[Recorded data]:
Begin
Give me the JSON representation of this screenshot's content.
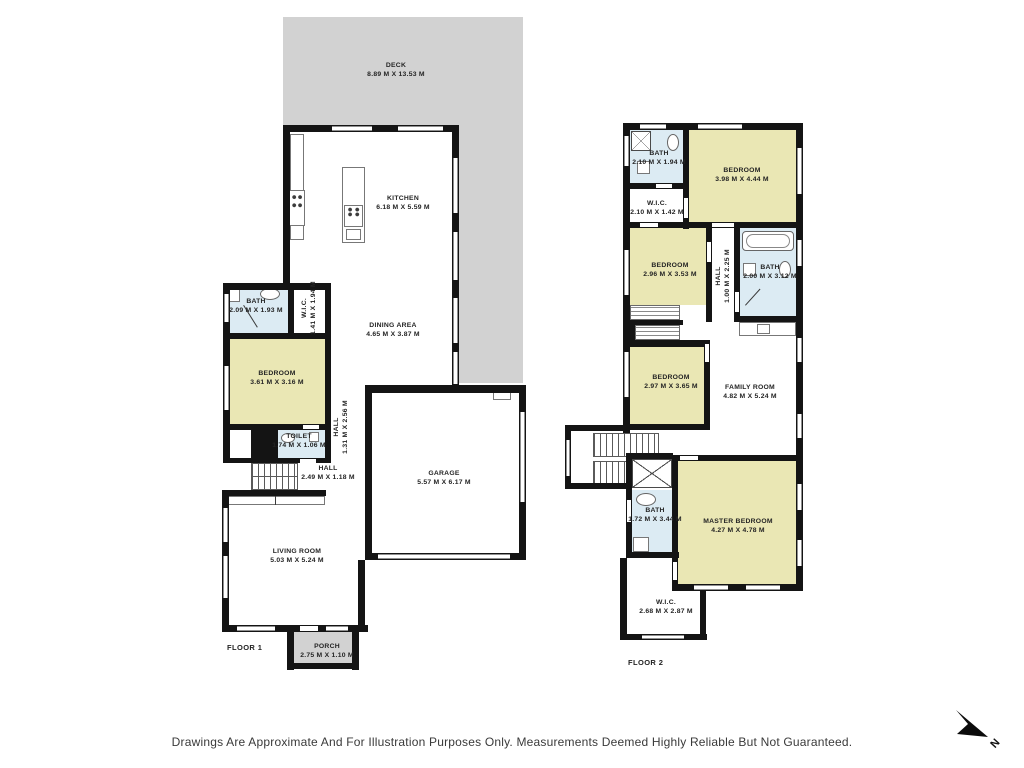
{
  "colors": {
    "wall": "#141414",
    "bedroom_fill": "#eae7b4",
    "bath_fill": "#dcebf3",
    "deck_fill": "#d2d2d2",
    "label_text": "#242424"
  },
  "floor1": {
    "label": "FLOOR 1",
    "deck": {
      "name": "DECK",
      "dims": "8.89 M X 13.53 M"
    },
    "kitchen": {
      "name": "KITCHEN",
      "dims": "6.18 M X 5.59 M"
    },
    "dining": {
      "name": "DINING AREA",
      "dims": "4.65 M X 3.87 M"
    },
    "bath": {
      "name": "BATH",
      "dims": "2.09 M X 1.93 M"
    },
    "wic": {
      "name": "W.I.C.",
      "dims": "1.41 M X 1.94 M"
    },
    "bedroom": {
      "name": "BEDROOM",
      "dims": "3.61 M X 3.16 M"
    },
    "toilet": {
      "name": "TOILET",
      "dims": "1.74 M X 1.06 M"
    },
    "hall_upper": {
      "name": "HALL",
      "dims": "1.31 M X 2.56 M"
    },
    "hall": {
      "name": "HALL",
      "dims": "2.49 M X 1.18 M"
    },
    "garage": {
      "name": "GARAGE",
      "dims": "5.57 M X 6.17 M"
    },
    "living": {
      "name": "LIVING ROOM",
      "dims": "5.03 M X 5.24 M"
    },
    "porch": {
      "name": "PORCH",
      "dims": "2.75 M X 1.10 M"
    }
  },
  "floor2": {
    "label": "FLOOR 2",
    "bath_top": {
      "name": "BATH",
      "dims": "2.10 M X 1.94 M"
    },
    "bedroom_top": {
      "name": "BEDROOM",
      "dims": "3.98 M X 4.44 M"
    },
    "wic_top": {
      "name": "W.I.C.",
      "dims": "2.10 M X 1.42 M"
    },
    "bedroom_mid": {
      "name": "BEDROOM",
      "dims": "2.96 M X 3.53 M"
    },
    "hall": {
      "name": "HALL",
      "dims": "1.00 M X 2.25 M"
    },
    "bath_mid": {
      "name": "BATH",
      "dims": "2.00 M X 3.12 M"
    },
    "bedroom_lower": {
      "name": "BEDROOM",
      "dims": "2.97 M X 3.65 M"
    },
    "family": {
      "name": "FAMILY ROOM",
      "dims": "4.82 M X 5.24 M"
    },
    "bath_lower": {
      "name": "BATH",
      "dims": "1.72 M X 3.44 M"
    },
    "master": {
      "name": "MASTER BEDROOM",
      "dims": "4.27 M  X  4.78 M"
    },
    "wic_lower": {
      "name": "W.I.C.",
      "dims": "2.68 M X 2.87 M"
    }
  },
  "compass": {
    "label": "N"
  },
  "footer": {
    "disclaimer": "Drawings Are Approximate And For Illustration Purposes Only. Measurements Deemed Highly Reliable But Not Guaranteed."
  }
}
End
[EXERCISE DETAILS]:
Repeat each entry above word for word, leaving every picture out.

[SOLUTION FOR THIS TASK]:
Give me the JSON representation of this screenshot's content.
{
  "colors": {
    "wall": "#141414",
    "bedroom_fill": "#eae7b4",
    "bath_fill": "#dcebf3",
    "deck_fill": "#d2d2d2",
    "label_text": "#242424"
  },
  "floor1": {
    "label": "FLOOR 1",
    "deck": {
      "name": "DECK",
      "dims": "8.89 M X 13.53 M"
    },
    "kitchen": {
      "name": "KITCHEN",
      "dims": "6.18 M X 5.59 M"
    },
    "dining": {
      "name": "DINING AREA",
      "dims": "4.65 M X 3.87 M"
    },
    "bath": {
      "name": "BATH",
      "dims": "2.09 M X 1.93 M"
    },
    "wic": {
      "name": "W.I.C.",
      "dims": "1.41 M X 1.94 M"
    },
    "bedroom": {
      "name": "BEDROOM",
      "dims": "3.61 M X 3.16 M"
    },
    "toilet": {
      "name": "TOILET",
      "dims": "1.74 M X 1.06 M"
    },
    "hall_upper": {
      "name": "HALL",
      "dims": "1.31 M X 2.56 M"
    },
    "hall": {
      "name": "HALL",
      "dims": "2.49 M X 1.18 M"
    },
    "garage": {
      "name": "GARAGE",
      "dims": "5.57 M X 6.17 M"
    },
    "living": {
      "name": "LIVING ROOM",
      "dims": "5.03 M X 5.24 M"
    },
    "porch": {
      "name": "PORCH",
      "dims": "2.75 M X 1.10 M"
    }
  },
  "floor2": {
    "label": "FLOOR 2",
    "bath_top": {
      "name": "BATH",
      "dims": "2.10 M X 1.94 M"
    },
    "bedroom_top": {
      "name": "BEDROOM",
      "dims": "3.98 M X 4.44 M"
    },
    "wic_top": {
      "name": "W.I.C.",
      "dims": "2.10 M X 1.42 M"
    },
    "bedroom_mid": {
      "name": "BEDROOM",
      "dims": "2.96 M X 3.53 M"
    },
    "hall": {
      "name": "HALL",
      "dims": "1.00 M X 2.25 M"
    },
    "bath_mid": {
      "name": "BATH",
      "dims": "2.00 M X 3.12 M"
    },
    "bedroom_lower": {
      "name": "BEDROOM",
      "dims": "2.97 M X 3.65 M"
    },
    "family": {
      "name": "FAMILY ROOM",
      "dims": "4.82 M X 5.24 M"
    },
    "bath_lower": {
      "name": "BATH",
      "dims": "1.72 M X 3.44 M"
    },
    "master": {
      "name": "MASTER BEDROOM",
      "dims": "4.27 M  X  4.78 M"
    },
    "wic_lower": {
      "name": "W.I.C.",
      "dims": "2.68 M X 2.87 M"
    }
  },
  "compass": {
    "label": "N"
  },
  "footer": {
    "disclaimer": "Drawings Are Approximate And For Illustration Purposes Only. Measurements Deemed Highly Reliable But Not Guaranteed."
  }
}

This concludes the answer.